### RECORDS SUPPLIED
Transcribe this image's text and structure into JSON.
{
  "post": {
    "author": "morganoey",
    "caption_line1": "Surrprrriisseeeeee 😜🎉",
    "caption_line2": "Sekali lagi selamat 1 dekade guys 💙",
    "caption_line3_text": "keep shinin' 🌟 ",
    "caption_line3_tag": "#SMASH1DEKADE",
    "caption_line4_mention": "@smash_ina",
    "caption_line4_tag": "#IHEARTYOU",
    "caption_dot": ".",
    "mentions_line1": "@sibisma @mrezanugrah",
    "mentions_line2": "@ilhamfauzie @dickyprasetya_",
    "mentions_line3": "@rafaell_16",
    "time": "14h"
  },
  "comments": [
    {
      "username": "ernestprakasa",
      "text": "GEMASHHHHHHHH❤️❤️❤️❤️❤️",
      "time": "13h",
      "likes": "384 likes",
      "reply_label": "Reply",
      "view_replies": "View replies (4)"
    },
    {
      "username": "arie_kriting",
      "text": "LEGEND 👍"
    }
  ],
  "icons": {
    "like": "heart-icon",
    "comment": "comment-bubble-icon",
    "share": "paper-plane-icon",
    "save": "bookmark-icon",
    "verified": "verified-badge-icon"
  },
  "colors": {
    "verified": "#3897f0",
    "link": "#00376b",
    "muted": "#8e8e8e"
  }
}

### SET TASK
Extract the complete listing above, reproducing each line exactly.

### OUTPUT BELOW
Transcribe this image's text and structure into JSON.
{
  "post": {
    "author": "morganoey",
    "caption_line1": "Surrprrriisseeeeee 😜🎉",
    "caption_line2": "Sekali lagi selamat 1 dekade guys 💙",
    "caption_line3_text": "keep shinin' 🌟 ",
    "caption_line3_tag": "#SMASH1DEKADE",
    "caption_line4_mention": "@smash_ina",
    "caption_line4_tag": "#IHEARTYOU",
    "caption_dot": ".",
    "mentions_line1": "@sibisma @mrezanugrah",
    "mentions_line2": "@ilhamfauzie @dickyprasetya_",
    "mentions_line3": "@rafaell_16",
    "time": "14h"
  },
  "comments": [
    {
      "username": "ernestprakasa",
      "text": "GEMASHHHHHHHH❤️❤️❤️❤️❤️",
      "time": "13h",
      "likes": "384 likes",
      "reply_label": "Reply",
      "view_replies": "View replies (4)"
    },
    {
      "username": "arie_kriting",
      "text": "LEGEND 👍"
    }
  ],
  "icons": {
    "like": "heart-icon",
    "comment": "comment-bubble-icon",
    "share": "paper-plane-icon",
    "save": "bookmark-icon",
    "verified": "verified-badge-icon"
  },
  "colors": {
    "verified": "#3897f0",
    "link": "#00376b",
    "muted": "#8e8e8e"
  }
}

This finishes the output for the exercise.